## Begin Given entries

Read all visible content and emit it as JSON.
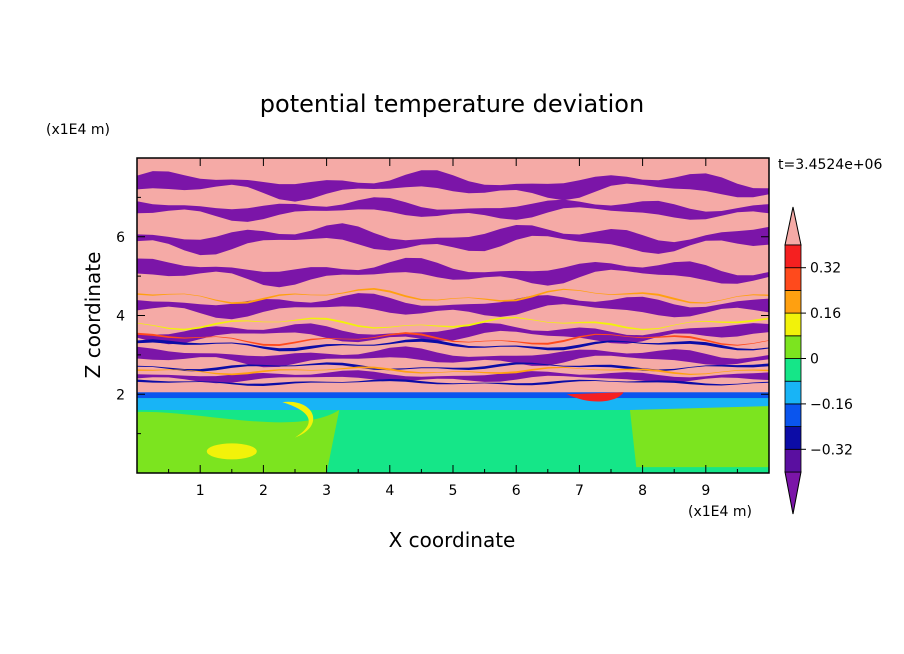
{
  "chart_data": {
    "type": "heatmap",
    "title": "potential temperature deviation",
    "xlabel": "X coordinate",
    "ylabel": "Z coordinate",
    "x_unit": "(x1E4 m)",
    "y_unit": "(x1E4 m)",
    "time_label": "t=3.4524e+06",
    "xlim": [
      0,
      10
    ],
    "ylim": [
      0,
      8
    ],
    "x_ticks": [
      1,
      2,
      3,
      4,
      5,
      6,
      7,
      8,
      9
    ],
    "y_ticks": [
      2,
      4,
      6
    ],
    "grid": false,
    "colorbar": {
      "placement": "right",
      "extend": "both",
      "levels": [
        -0.4,
        -0.32,
        -0.24,
        -0.16,
        -0.08,
        0,
        0.08,
        0.16,
        0.24,
        0.32,
        0.4
      ],
      "tick_values": [
        0.32,
        0.16,
        0,
        -0.16,
        -0.32
      ],
      "tick_labels": [
        "0.32",
        "0.16",
        "0",
        "−0.16",
        "−0.32"
      ],
      "colors": [
        "#7b15a8",
        "#5a0fa0",
        "#0c0ca6",
        "#0a55ee",
        "#18b4f6",
        "#15e688",
        "#7ce41f",
        "#f2f20a",
        "#ffa010",
        "#ff4a1c",
        "#f52020",
        "#f5aaa6"
      ]
    }
  }
}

## End Given entries

Transcribe all of the entries word for word, but skip any pictures they contain.

Read all visible content and emit it as JSON.
{
  "chart_data": {
    "type": "heatmap",
    "title": "potential temperature deviation",
    "xlabel": "X coordinate",
    "ylabel": "Z coordinate",
    "x_unit": "(x1E4 m)",
    "y_unit": "(x1E4 m)",
    "time_label": "t=3.4524e+06",
    "xlim": [
      0,
      10
    ],
    "ylim": [
      0,
      8
    ],
    "x_ticks": [
      1,
      2,
      3,
      4,
      5,
      6,
      7,
      8,
      9
    ],
    "y_ticks": [
      2,
      4,
      6
    ],
    "grid": false,
    "colorbar": {
      "placement": "right",
      "extend": "both",
      "levels": [
        -0.4,
        -0.32,
        -0.24,
        -0.16,
        -0.08,
        0,
        0.08,
        0.16,
        0.24,
        0.32,
        0.4
      ],
      "tick_values": [
        0.32,
        0.16,
        0,
        -0.16,
        -0.32
      ],
      "tick_labels": [
        "0.32",
        "0.16",
        "0",
        "−0.16",
        "−0.32"
      ],
      "colors": [
        "#7b15a8",
        "#5a0fa0",
        "#0c0ca6",
        "#0a55ee",
        "#18b4f6",
        "#15e688",
        "#7ce41f",
        "#f2f20a",
        "#ffa010",
        "#ff4a1c",
        "#f52020",
        "#f5aaa6"
      ]
    }
  }
}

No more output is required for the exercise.